+++ Data for processing +++

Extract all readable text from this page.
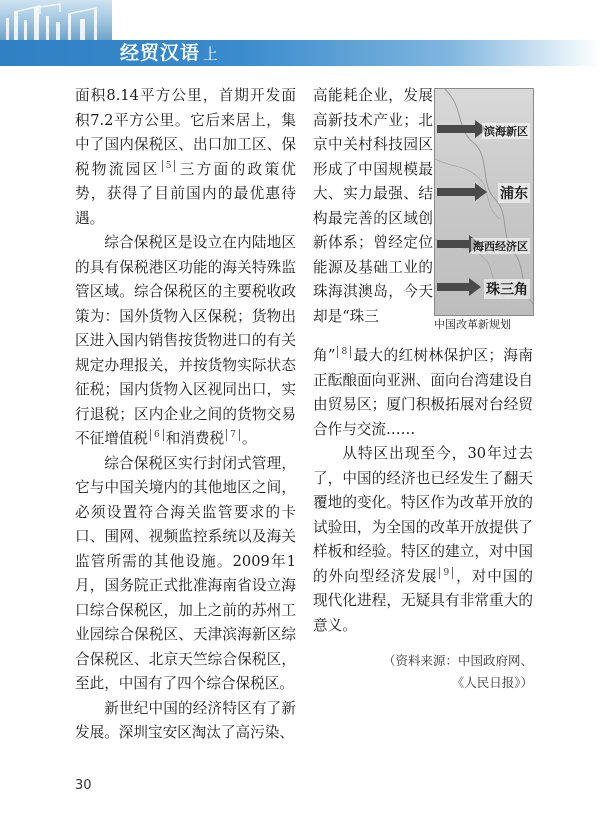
经贸汉语 上

面积8.14平方公里，首期开发面积7.2平方公里。它后来居上，集中了国内保税区、出口加工区、保税物流园区 5 三方面的政策优势，获得了目前国内的最优惠待遇。

综合保税区是设立在内陆地区的具有保税港区功能的海关特殊监管区域。综合保税区的主要税收政策为：国外货物入区保税；货物出区进入国内销售按货物进口的有关规定办理报关，并按货物实际状态征税；国内货物入区视同出口，实行退税；区内企业之间的货物交易不征增值税 6 和消费税 7 。

综合保税区实行封闭式管理，它与中国关境内的其他地区之间，必须设置符合海关监管要求的卡口、围网、视频监控系统以及海关监管所需的其他设施。2009年1月，国务院正式批准海南省设立海口综合保税区，加上之前的苏州工业园综合保税区、天津滨海新区综合保税区、北京天竺综合保税区，至此，中国有了四个综合保税区。

新世纪中国的经济特区有了新发展。深圳宝安区淘汰了高污染、

高能耗企业，发展高新技术产业；北京中关村科技园区形成了中国规模最大、实力最强、结构最完善的区域创新体系；曾经定位能源及基础工业的珠海淇澳岛，今天却是“珠三

滨海新区
浦东
海西经济区
珠三角
中国改革新规划

角” 8 最大的红树林保护区；海南正酝酿面向亚洲、面向台湾建设自由贸易区；厦门积极拓展对台经贸合作与交流……

从特区出现至今，30年过去了，中国的经济也已经发生了翻天覆地的变化。特区作为改革开放的试验田，为全国的改革开放提供了样板和经验。特区的建立，对中国的外向型经济发展 9 ，对中国的现代化进程，无疑具有非常重大的意义。

（资料来源：中国政府网、
《人民日报》）
30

+++

*Directive*.
Retype the data above exactly; pictures are not part of the copy.

*Worked answer*.
Extract all readable text from this page.
经贸汉语 上

面积8.14平方公里，首期开发面积7.2平方公里。它后来居上，集中了国内保税区、出口加工区、保税物流园区 5 三方面的政策优势，获得了目前国内的最优惠待遇。

综合保税区是设立在内陆地区的具有保税港区功能的海关特殊监管区域。综合保税区的主要税收政策为：国外货物入区保税；货物出区进入国内销售按货物进口的有关规定办理报关，并按货物实际状态征税；国内货物入区视同出口，实行退税；区内企业之间的货物交易不征增值税 6 和消费税 7 。

综合保税区实行封闭式管理，它与中国关境内的其他地区之间，必须设置符合海关监管要求的卡口、围网、视频监控系统以及海关监管所需的其他设施。2009年1月，国务院正式批准海南省设立海口综合保税区，加上之前的苏州工业园综合保税区、天津滨海新区综合保税区、北京天竺综合保税区，至此，中国有了四个综合保税区。

新世纪中国的经济特区有了新发展。深圳宝安区淘汰了高污染、

高能耗企业，发展高新技术产业；北京中关村科技园区形成了中国规模最大、实力最强、结构最完善的区域创新体系；曾经定位能源及基础工业的珠海淇澳岛，今天却是“珠三

滨海新区
浦东
海西经济区
珠三角
中国改革新规划

角” 8 最大的红树林保护区；海南正酝酿面向亚洲、面向台湾建设自由贸易区；厦门积极拓展对台经贸合作与交流……

从特区出现至今，30年过去了，中国的经济也已经发生了翻天覆地的变化。特区作为改革开放的试验田，为全国的改革开放提供了样板和经验。特区的建立，对中国的外向型经济发展 9 ，对中国的现代化进程，无疑具有非常重大的意义。

（资料来源：中国政府网、
《人民日报》）
30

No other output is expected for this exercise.